As gestões lulo-petistas não trabalharam ideologicamente a mentalidade política reacionária enraizada na formação social brasileira

A questão da política no Brasil contemporâneo se expressa na e pela contradição estabelecida entre, de um lado, o conteúdo das relações sociais sob a dominação do capital financeiro e sua lógica global rentista e autoexpansiva, e de outro, a forma política, que corresponde ao Estado como espaço no qual o poder adquire centralidade a partir da sociedade civil permeada pelos processos de subjetivação atinentes à racionalidade neoliberal na esteira de uma formação social fortemente reacionária. Portanto, trata-se de uma contradição entre o conteúdo social e a forma política.

É a partir deste argumento que, com essa terceira intervenção, pretendo fechar uma trilogia iniciada com o ensaio intitulado “Lawfare, golpe de Estado e neoconservadorismo” (agosto/2022), seguido por “Bolsonarismo e neofascismo” (janeiro/2023) –ambos publicados em A Terra é redonda.

Nesta direção, venho compartilhar esta breve nota na qual sinalizo alguns elementos para pensar um fenômeno que considero central para uma análise crítica do Brasil contemporâneo: a emersão de um neofascismo na forma política de um movimento de massas com forte representatividade institucional, a partir da costura estabelecida entre, de um lado, um neoconservadorismo reacionário, e de outro, o neoliberalismo enquanto uma racionalidade política contrária à lógica democrática da cidadania social – reitero: apesar das semelhanças, algo distinto do fascismo histórico registrado na Itália do início do século XX.

Neste contexto, surge a necessidade de pensar não apenas o fascismo histórico, mas sobretudo o fascismo como categoria analítica, e é neste ponto que chegamos ao conceito de neofascismo. Esta demanda se ampara uma hipótese que vem sendo corroborada pelos fatos, não somente no Brasil, mas na recente quadra histórica do ocidente democrático: mesmo após a ascensão e declínio do fascismo histórico, permaneceram se proliferando na esteira do cotidiano da sociedade civil e dos aparelhos institucionais, elementos microfascistas capazes de manter a reprodução ideológica silenciosa de um fundo reacionário estruturado em práticas discursivas entranhadas no processo de formação dos indivíduos enquanto sujeitos na experiência da vida em sociedade, desde o núcleo familiar até a escola, a igreja, o partido, o aparato institucional do Estado etc.

### [DADOS FORNECIDOS]
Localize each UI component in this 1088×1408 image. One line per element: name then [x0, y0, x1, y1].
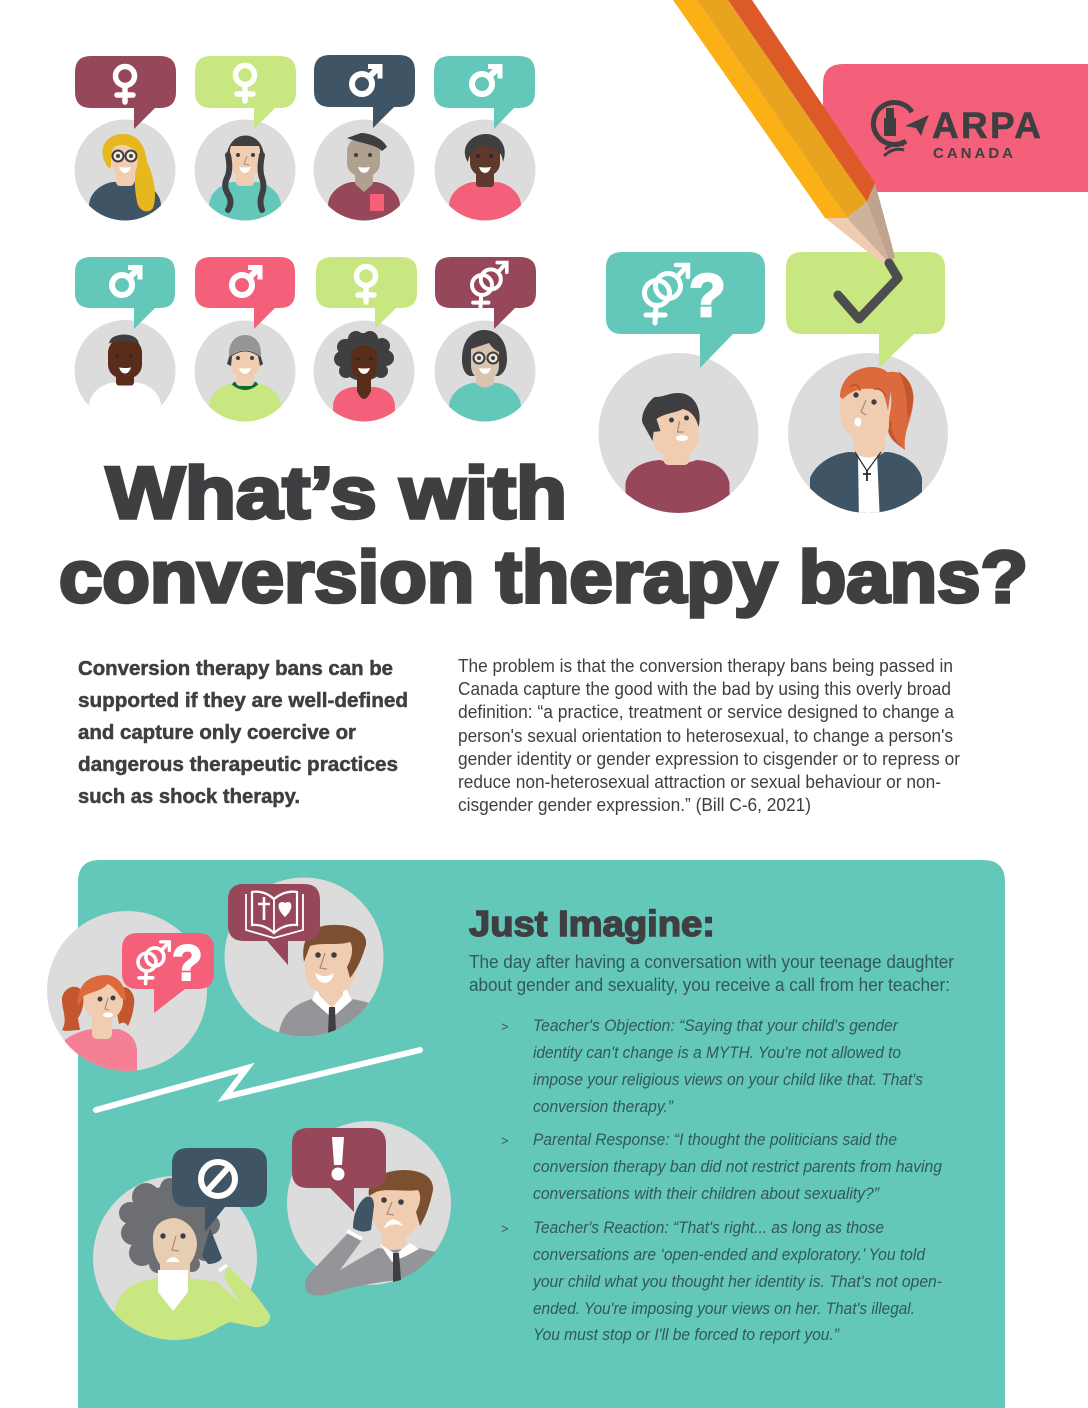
logo wordmark: ARPA	[932, 105, 1041, 146]
icon: open bible	[246, 892, 303, 938]
text block: bold lead statement: and capture only coercive or	[78, 722, 356, 744]
heading: just imagine: Just Imagine:	[469, 903, 715, 944]
text block: bold lead statement: such as shock therapy.	[78, 786, 300, 808]
list item: teacher's reaction: >	[501, 1221, 509, 1236]
list item: teacher's reaction: ended. You're imposing your views on her. That's illegal.	[533, 1300, 915, 1318]
avatar 5: man with white shirt with bubble	[74, 257, 176, 430]
text block: definition paragraph: gender identity or gender expression to cisgender or to repress or	[458, 749, 960, 769]
phone handset	[202, 1228, 222, 1264]
list item: teacher's objection: identity can't change is a MYTH. You're not allowed to	[533, 1044, 901, 1062]
text block: definition paragraph	[458, 656, 960, 815]
list item: teacher's objection	[501, 1017, 923, 1116]
text block: definition paragraph: reduce non-heterosexual attraction or sexual behaviour or non-	[458, 772, 941, 792]
question mark: ?	[172, 935, 203, 991]
text block: definition paragraph: Canada capture the good with the bad by using this overly broad	[458, 679, 951, 699]
list item: teacher's reaction: conversations are ‘open-ended and exploratory.’ You told	[533, 1246, 926, 1264]
list item: teacher's reaction: Teacher's Reaction: “That's right... as long as those	[533, 1219, 884, 1237]
title: What’s with	[106, 453, 567, 534]
avatar 4: dark-skinned person with bubble	[434, 56, 536, 230]
icon: lighthouse logo mark	[873, 102, 929, 156]
list item: parental response	[501, 1131, 943, 1203]
logo subtitle: CANADA	[933, 145, 1013, 162]
avatar 8: woman with bob and glasses with bubble	[434, 257, 536, 431]
text block: scenario intro: The day after having a conversation with your teenage daughter	[469, 952, 954, 972]
avatar 7: woman with afro with bubble	[314, 257, 417, 431]
list item: teacher's reaction: your child what you thought her identity is. That's not open-	[532, 1273, 942, 1291]
text block: definition paragraph: definition: “a practice, treatment or service designed to change a	[458, 702, 955, 722]
list item: parental response: conversations with their children about sexuality?”	[533, 1185, 880, 1203]
icon: pencil drawing check mark	[673, 0, 898, 319]
text block: bold lead statement: supported if they are well-defined	[78, 690, 408, 712]
text block: bold lead statement	[78, 658, 408, 808]
list item: parental response: Parental Response: “I thought the politicians said the	[533, 1131, 897, 1149]
avatar 3: man with flat-top hair with bubble	[314, 55, 415, 230]
angry mother on the phone	[93, 1148, 270, 1345]
questioning man with speech bubble	[598, 252, 765, 523]
phone handset	[353, 1197, 374, 1232]
title	[59, 453, 1028, 618]
worried woman with cross necklace and speech bubble	[786, 252, 948, 523]
avatar 6: man with grey cap with bubble	[194, 257, 296, 431]
list item: teacher's reaction: You must stop or I'll be forced to report you.”	[533, 1326, 840, 1344]
panel: just imagine background	[78, 860, 1005, 1408]
girl with question bubble	[47, 911, 214, 1075]
text block: definition paragraph: The problem is that the conversion therapy bans being passed in	[458, 656, 953, 676]
list item: teacher's reaction	[501, 1219, 942, 1344]
panel: logo tab	[823, 64, 1088, 192]
text block: definition paragraph: person's sexual orientation to heterosexual, to change a person's	[458, 726, 953, 746]
list item: parental response: >	[501, 1133, 509, 1148]
zigzag phone line	[96, 1050, 420, 1110]
text block: bold lead statement: dangerous therapeutic practices	[78, 754, 398, 776]
list item: teacher's objection: impose your religious views on your child like that. That's	[533, 1071, 923, 1089]
alarmed teacher on the phone	[287, 1121, 451, 1296]
title: conversion therapy bans?	[59, 537, 1028, 618]
list item: teacher's objection: >	[501, 1019, 509, 1034]
text block: bold lead statement: Conversion therapy bans can be	[78, 658, 393, 680]
icon: prohibition sign	[201, 1162, 235, 1196]
avatar 1: blonde woman with bubble	[74, 56, 176, 230]
text block: definition paragraph: cisgender gender expression.” (Bill C-6, 2021)	[458, 795, 811, 815]
text block: scenario intro	[469, 952, 954, 995]
avatar 2: woman with braids with bubble	[194, 56, 296, 230]
question mark: ?	[689, 262, 726, 329]
list item: parental response: conversion therapy ban did not restrict parents from having	[533, 1158, 943, 1176]
list item: teacher's objection: Teacher's Objection: “Saying that your child's gender	[533, 1017, 899, 1035]
icon: exclamation mark	[332, 1137, 344, 1180]
list item: teacher's objection: conversion therapy.”	[533, 1098, 674, 1116]
smiling father with bible bubble	[224, 878, 384, 1050]
text block: scenario intro: about gender and sexuality, you receive a call from her teacher:	[469, 975, 950, 995]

### [TAREFA PROPOSTA]
Transcreva sem alterações a parte do trecho sobre neofascismo no Brasil que começa nas palavras "É a partir deste" e termina logo depois de "do século XX.". Use somente o trecho para responder.

### [RESPOSTA DA TAREFA]
É a partir deste argumento que, com essa terceira intervenção, pretendo fechar uma trilogia iniciada com o ensaio intitulado “Lawfare, golpe de Estado e neoconservadorismo” (agosto/2022), seguido por “Bolsonarismo e neofascismo” (janeiro/2023) –ambos publicados em A Terra é redonda.

Nesta direção, venho compartilhar esta breve nota na qual sinalizo alguns elementos para pensar um fenômeno que considero central para uma análise crítica do Brasil contemporâneo: a emersão de um neofascismo na forma política de um movimento de massas com forte representatividade institucional, a partir da costura estabelecida entre, de um lado, um neoconservadorismo reacionário, e de outro, o neoliberalismo enquanto uma racionalidade política contrária à lógica democrática da cidadania social – reitero: apesar das semelhanças, algo distinto do fascismo histórico registrado na Itália do início do século XX.